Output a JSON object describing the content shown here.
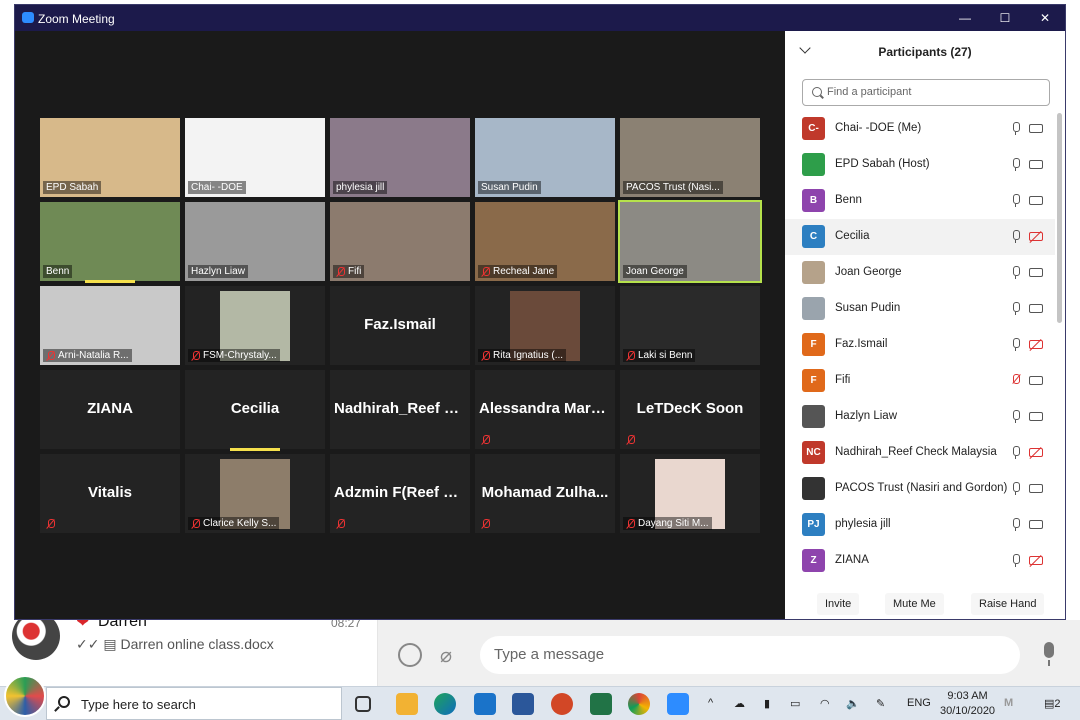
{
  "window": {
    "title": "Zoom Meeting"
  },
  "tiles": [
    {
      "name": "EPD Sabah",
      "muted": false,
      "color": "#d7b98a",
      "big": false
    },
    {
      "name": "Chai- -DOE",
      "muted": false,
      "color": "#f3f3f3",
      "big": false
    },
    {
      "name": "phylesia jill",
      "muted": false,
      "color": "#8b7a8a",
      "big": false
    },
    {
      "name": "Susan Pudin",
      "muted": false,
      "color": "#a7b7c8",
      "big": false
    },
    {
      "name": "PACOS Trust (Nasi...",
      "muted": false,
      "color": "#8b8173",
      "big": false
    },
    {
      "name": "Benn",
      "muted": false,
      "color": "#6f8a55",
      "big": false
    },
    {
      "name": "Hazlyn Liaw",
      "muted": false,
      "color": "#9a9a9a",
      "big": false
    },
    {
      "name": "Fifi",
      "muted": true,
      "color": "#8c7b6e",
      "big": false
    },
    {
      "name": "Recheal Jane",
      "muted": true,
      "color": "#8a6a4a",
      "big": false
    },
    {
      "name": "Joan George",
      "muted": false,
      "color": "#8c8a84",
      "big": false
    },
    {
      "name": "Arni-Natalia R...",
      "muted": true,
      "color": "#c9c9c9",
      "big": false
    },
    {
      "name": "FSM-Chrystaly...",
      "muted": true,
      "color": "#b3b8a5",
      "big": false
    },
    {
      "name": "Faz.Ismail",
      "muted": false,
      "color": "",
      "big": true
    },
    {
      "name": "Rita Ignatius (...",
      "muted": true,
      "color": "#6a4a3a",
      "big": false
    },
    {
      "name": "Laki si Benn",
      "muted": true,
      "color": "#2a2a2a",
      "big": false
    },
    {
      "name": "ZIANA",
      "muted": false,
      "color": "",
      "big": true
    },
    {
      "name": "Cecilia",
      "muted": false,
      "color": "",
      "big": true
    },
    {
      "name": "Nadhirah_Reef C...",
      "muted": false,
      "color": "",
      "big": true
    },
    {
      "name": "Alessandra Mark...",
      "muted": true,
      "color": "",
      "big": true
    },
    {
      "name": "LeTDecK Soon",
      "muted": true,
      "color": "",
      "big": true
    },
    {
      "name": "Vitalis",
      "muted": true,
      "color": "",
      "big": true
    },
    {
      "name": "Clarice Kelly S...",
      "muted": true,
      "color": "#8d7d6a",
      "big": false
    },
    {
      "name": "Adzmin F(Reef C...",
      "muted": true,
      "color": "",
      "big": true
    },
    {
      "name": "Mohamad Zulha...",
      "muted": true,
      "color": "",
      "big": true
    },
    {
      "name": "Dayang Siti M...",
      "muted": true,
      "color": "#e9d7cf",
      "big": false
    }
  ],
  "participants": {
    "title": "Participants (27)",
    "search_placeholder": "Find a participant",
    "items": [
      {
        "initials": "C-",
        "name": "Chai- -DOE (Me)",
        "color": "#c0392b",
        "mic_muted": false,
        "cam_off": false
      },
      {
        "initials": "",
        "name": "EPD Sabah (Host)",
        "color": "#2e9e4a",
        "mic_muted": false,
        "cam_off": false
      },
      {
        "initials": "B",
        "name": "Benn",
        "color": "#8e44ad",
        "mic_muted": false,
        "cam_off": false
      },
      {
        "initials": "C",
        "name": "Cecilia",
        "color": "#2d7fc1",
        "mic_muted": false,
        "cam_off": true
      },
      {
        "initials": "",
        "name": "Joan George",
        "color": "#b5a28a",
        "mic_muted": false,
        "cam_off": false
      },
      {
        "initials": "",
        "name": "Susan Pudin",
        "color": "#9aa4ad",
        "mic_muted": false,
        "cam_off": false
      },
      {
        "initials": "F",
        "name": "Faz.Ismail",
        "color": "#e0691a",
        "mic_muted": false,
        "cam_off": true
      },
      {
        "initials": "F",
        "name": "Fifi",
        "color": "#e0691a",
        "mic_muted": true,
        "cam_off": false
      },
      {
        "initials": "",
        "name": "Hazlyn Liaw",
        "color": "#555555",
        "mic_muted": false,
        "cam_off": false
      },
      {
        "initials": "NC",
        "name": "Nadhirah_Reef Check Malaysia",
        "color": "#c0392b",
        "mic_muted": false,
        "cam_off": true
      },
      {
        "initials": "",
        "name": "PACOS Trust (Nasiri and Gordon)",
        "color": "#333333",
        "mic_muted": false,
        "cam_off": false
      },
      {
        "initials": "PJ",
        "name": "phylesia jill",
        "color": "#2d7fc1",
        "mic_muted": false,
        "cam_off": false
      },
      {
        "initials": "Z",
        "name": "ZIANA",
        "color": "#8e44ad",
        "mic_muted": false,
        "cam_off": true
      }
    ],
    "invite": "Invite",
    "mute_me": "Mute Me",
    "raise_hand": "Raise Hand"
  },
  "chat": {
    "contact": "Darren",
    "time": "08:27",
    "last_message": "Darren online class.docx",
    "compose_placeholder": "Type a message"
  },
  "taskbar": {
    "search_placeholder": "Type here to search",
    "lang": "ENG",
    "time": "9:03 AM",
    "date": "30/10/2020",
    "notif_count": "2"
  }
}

.....

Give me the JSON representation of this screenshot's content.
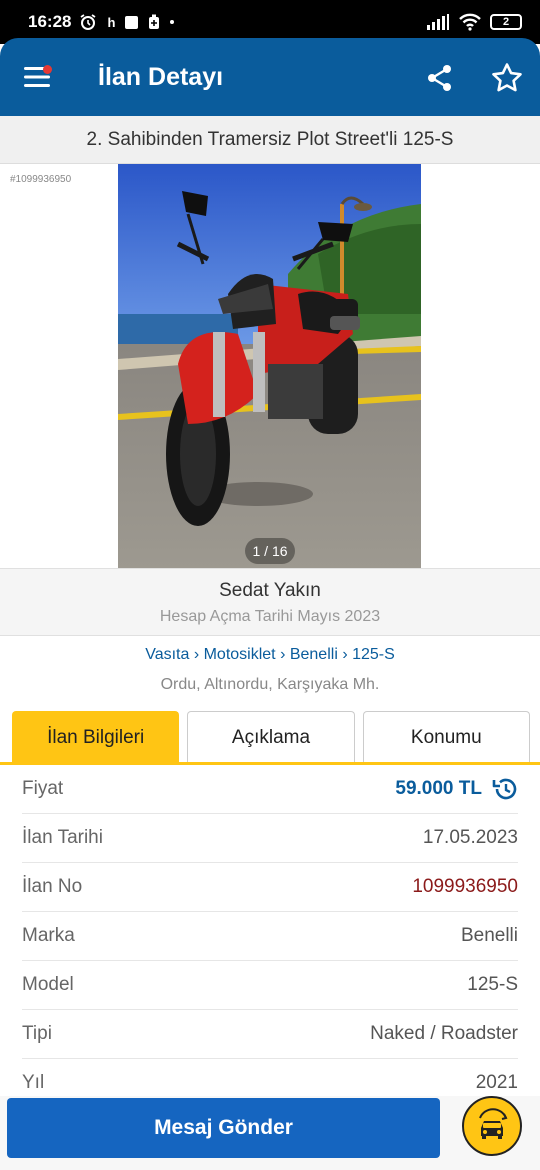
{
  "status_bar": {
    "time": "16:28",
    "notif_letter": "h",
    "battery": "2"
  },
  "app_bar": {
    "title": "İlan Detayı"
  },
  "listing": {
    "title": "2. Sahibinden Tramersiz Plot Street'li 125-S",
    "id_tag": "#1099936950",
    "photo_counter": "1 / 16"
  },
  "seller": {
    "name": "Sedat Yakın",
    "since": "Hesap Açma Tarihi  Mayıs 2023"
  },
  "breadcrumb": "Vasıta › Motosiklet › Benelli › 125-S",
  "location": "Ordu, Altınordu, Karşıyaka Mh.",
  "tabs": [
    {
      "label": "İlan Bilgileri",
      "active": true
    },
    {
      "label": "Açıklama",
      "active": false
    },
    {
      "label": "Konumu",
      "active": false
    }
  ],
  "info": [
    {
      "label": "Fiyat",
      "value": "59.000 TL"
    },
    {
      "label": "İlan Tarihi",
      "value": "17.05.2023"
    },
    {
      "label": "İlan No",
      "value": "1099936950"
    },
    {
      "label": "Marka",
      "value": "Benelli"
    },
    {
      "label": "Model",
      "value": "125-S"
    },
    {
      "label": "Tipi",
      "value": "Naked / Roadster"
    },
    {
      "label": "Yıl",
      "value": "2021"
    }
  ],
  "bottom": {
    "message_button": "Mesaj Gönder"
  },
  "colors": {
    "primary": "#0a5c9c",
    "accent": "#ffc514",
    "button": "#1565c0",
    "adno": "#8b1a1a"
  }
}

.....

→ **WHAT TO PRODUCE**:
Only the number is wanted: how many lines in the entries above contain the word "value"?

→ **FINAL RESULT**:
7